MATERIAL SUPPLIED -
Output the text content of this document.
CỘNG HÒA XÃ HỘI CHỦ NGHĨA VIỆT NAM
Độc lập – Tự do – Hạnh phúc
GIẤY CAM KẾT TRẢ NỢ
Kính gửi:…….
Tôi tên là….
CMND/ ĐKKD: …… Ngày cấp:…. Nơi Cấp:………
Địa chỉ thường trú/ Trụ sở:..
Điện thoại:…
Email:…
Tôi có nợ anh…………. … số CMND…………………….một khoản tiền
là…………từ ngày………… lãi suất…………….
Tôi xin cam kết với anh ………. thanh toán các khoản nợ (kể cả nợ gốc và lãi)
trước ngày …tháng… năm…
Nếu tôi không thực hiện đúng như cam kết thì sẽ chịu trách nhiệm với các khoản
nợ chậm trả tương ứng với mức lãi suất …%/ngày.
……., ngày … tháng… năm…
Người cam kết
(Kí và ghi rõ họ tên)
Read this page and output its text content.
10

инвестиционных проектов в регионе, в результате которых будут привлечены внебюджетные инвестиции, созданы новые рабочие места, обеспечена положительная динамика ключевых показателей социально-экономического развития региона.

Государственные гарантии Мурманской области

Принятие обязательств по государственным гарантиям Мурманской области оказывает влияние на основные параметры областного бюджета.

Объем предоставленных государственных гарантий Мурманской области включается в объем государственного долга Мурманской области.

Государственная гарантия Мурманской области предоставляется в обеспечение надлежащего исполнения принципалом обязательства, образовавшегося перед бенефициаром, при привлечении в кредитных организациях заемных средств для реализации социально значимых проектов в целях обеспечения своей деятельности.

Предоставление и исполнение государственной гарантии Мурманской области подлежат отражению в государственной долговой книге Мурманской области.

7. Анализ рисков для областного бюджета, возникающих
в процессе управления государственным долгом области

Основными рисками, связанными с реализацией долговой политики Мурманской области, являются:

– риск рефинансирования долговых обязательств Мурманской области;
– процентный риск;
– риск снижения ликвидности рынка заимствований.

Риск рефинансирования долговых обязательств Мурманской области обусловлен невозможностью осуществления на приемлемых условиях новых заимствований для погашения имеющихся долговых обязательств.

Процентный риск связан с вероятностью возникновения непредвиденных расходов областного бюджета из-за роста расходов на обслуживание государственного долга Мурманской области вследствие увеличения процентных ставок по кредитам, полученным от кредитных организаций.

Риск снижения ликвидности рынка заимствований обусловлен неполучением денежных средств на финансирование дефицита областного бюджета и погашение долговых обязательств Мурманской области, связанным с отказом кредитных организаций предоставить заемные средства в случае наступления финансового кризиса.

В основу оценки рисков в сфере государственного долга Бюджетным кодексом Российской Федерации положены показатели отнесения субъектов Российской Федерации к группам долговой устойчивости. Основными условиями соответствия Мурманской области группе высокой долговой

WRITTEN EXERCISE - Each entry above needs to be retyped exactly.

TASK ANSWER -
Output the text content of this document.
CỘNG HÒA XÃ HỘI CHỦ NGHĨA VIỆT NAM
Độc lập – Tự do – Hạnh phúc
GIẤY CAM KẾT TRẢ NỢ
Kính gửi:…….
Tôi tên là….
CMND/ ĐKKD: …… Ngày cấp:…. Nơi Cấp:………
Địa chỉ thường trú/ Trụ sở:..
Điện thoại:…
Email:…
Tôi có nợ anh…………. … số CMND…………………….một khoản tiền
là…………từ ngày………… lãi suất…………….
Tôi xin cam kết với anh ………. thanh toán các khoản nợ (kể cả nợ gốc và lãi)
trước ngày …tháng… năm…
Nếu tôi không thực hiện đúng như cam kết thì sẽ chịu trách nhiệm với các khoản
nợ chậm trả tương ứng với mức lãi suất …%/ngày.
……., ngày … tháng… năm…
Người cam kết
(Kí và ghi rõ họ tên)
Read this page and output its text content.
10

инвестиционных проектов в регионе, в результате которых будут привлечены внебюджетные инвестиции, созданы новые рабочие места, обеспечена положительная динамика ключевых показателей социально-экономического развития региона.

Государственные гарантии Мурманской области

Принятие обязательств по государственным гарантиям Мурманской области оказывает влияние на основные параметры областного бюджета.

Объем предоставленных государственных гарантий Мурманской области включается в объем государственного долга Мурманской области.

Государственная гарантия Мурманской области предоставляется в обеспечение надлежащего исполнения принципалом обязательства, образовавшегося перед бенефициаром, при привлечении в кредитных организациях заемных средств для реализации социально значимых проектов в целях обеспечения своей деятельности.

Предоставление и исполнение государственной гарантии Мурманской области подлежат отражению в государственной долговой книге Мурманской области.

7. Анализ рисков для областного бюджета, возникающих
в процессе управления государственным долгом области

Основными рисками, связанными с реализацией долговой политики Мурманской области, являются:

– риск рефинансирования долговых обязательств Мурманской области;
– процентный риск;
– риск снижения ликвидности рынка заимствований.

Риск рефинансирования долговых обязательств Мурманской области обусловлен невозможностью осуществления на приемлемых условиях новых заимствований для погашения имеющихся долговых обязательств.

Процентный риск связан с вероятностью возникновения непредвиденных расходов областного бюджета из-за роста расходов на обслуживание государственного долга Мурманской области вследствие увеличения процентных ставок по кредитам, полученным от кредитных организаций.

Риск снижения ликвидности рынка заимствований обусловлен неполучением денежных средств на финансирование дефицита областного бюджета и погашение долговых обязательств Мурманской области, связанным с отказом кредитных организаций предоставить заемные средства в случае наступления финансового кризиса.

В основу оценки рисков в сфере государственного долга Бюджетным кодексом Российской Федерации положены показатели отнесения субъектов Российской Федерации к группам долговой устойчивости. Основными условиями соответствия Мурманской области группе высокой долговой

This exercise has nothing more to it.